### EXERCISE MATERIAL

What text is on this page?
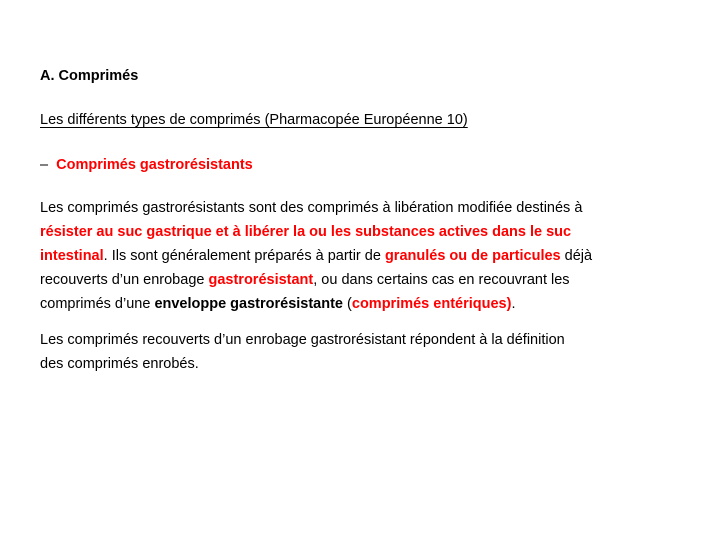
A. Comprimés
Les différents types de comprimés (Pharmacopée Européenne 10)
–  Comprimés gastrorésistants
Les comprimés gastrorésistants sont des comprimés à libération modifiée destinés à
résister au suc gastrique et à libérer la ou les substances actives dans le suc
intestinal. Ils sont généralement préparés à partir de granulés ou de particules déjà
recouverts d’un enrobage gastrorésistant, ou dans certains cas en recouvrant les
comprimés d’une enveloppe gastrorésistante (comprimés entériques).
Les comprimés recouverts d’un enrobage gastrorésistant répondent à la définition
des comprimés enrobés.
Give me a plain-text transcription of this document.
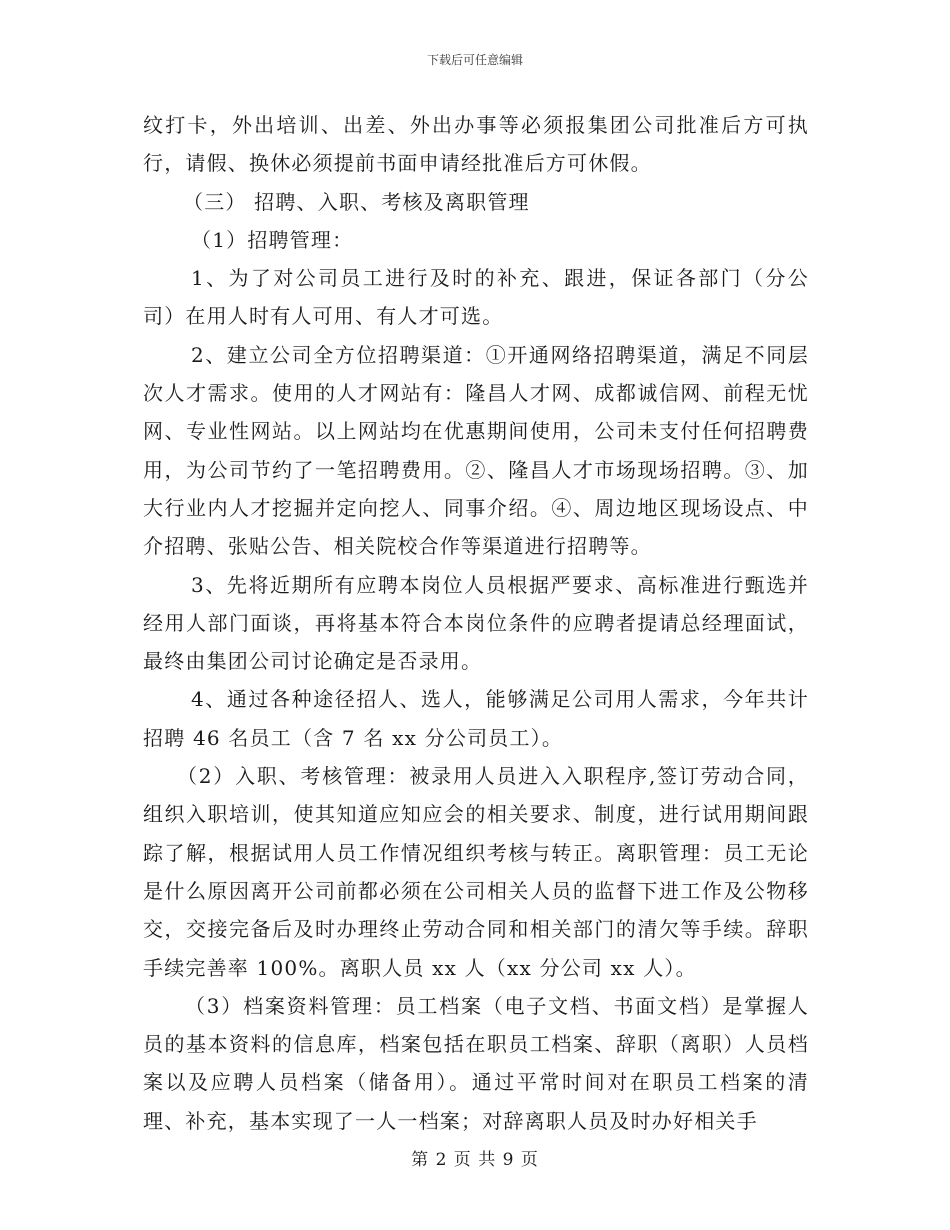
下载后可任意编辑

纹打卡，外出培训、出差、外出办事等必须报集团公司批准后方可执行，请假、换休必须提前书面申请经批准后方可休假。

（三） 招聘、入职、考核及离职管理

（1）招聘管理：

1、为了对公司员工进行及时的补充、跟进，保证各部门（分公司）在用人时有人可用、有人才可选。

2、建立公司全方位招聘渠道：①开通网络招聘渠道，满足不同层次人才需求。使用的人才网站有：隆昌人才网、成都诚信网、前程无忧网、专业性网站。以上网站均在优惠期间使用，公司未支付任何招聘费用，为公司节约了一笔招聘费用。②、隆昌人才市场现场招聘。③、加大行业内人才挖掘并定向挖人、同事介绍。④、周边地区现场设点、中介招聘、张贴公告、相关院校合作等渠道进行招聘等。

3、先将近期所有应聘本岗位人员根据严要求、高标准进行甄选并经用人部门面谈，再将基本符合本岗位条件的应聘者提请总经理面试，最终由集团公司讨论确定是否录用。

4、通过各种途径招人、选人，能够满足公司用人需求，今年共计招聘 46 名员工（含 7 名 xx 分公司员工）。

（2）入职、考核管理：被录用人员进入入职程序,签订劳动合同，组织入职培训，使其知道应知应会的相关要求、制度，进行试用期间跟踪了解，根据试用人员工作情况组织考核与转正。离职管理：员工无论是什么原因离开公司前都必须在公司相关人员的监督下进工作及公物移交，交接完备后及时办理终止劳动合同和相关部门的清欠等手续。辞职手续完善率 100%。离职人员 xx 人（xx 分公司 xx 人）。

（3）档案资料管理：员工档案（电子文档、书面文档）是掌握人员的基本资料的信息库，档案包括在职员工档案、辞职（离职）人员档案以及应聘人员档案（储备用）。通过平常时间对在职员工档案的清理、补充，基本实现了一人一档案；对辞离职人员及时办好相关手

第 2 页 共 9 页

### SHORT TASK
Using the records above, copy every line that has the word "dans" in it.

### CORRECT RESPONSE
résister au suc gastrique et à libérer la ou les substances actives dans le suc
recouverts d’un enrobage gastrorésistant, ou dans certains cas en recouvrant les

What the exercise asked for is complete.